• **Short problem**: Count every line in the entries that follow where the word "выдан" appears, then state only the total.

========

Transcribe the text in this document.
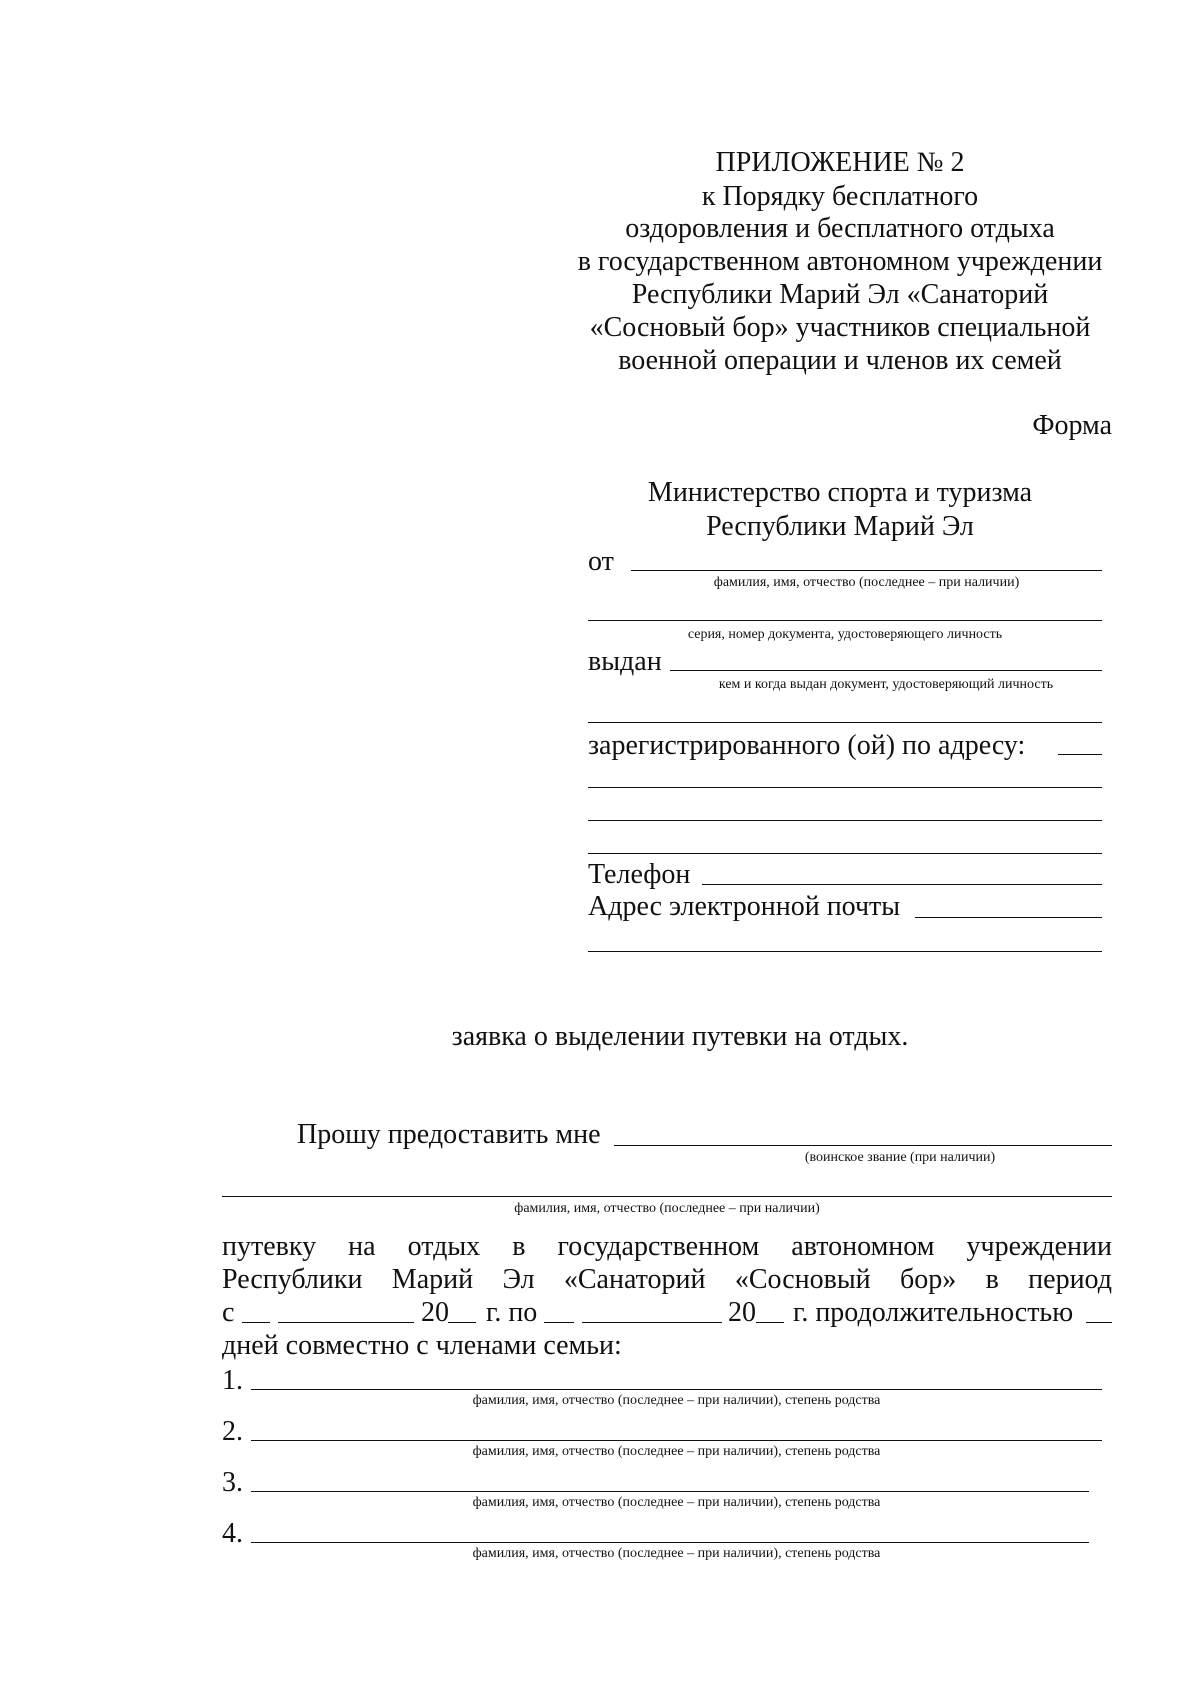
ПРИЛОЖЕНИЕ № 2
к Порядку бесплатного
оздоровления и бесплатного отдыха
в государственном автономном учреждении
Республики Марий Эл «Санаторий
«Сосновый бор» участников специальной
военной операции и членов их семей
Форма
Министерство спорта и туризма
Республики Марий Эл
от
фамилия, имя, отчество (последнее – при наличии)
серия, номер документа, удостоверяющего личность
выдан
кем и когда выдан документ, удостоверяющий личность
зарегистрированного (ой) по адресу:
Телефон
Адрес электронной почты
заявка о выделении путевки на отдых.
Прошу предоставить мне
(воинское звание (при наличии)
фамилия, имя, отчество (последнее – при наличии)
путевку на отдых в государственном автономном учреждении
Республики Марий Эл «Санаторий «Сосновый бор» в период
с	20 г. по	20 г. продолжительностью
дней совместно с членами семьи:
1.
фамилия, имя, отчество (последнее – при наличии), степень родства
2.
фамилия, имя, отчество (последнее – при наличии), степень родства
3.
фамилия, имя, отчество (последнее – при наличии), степень родства
4.
фамилия, имя, отчество (последнее – при наличии), степень родства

========

• **The response**: 2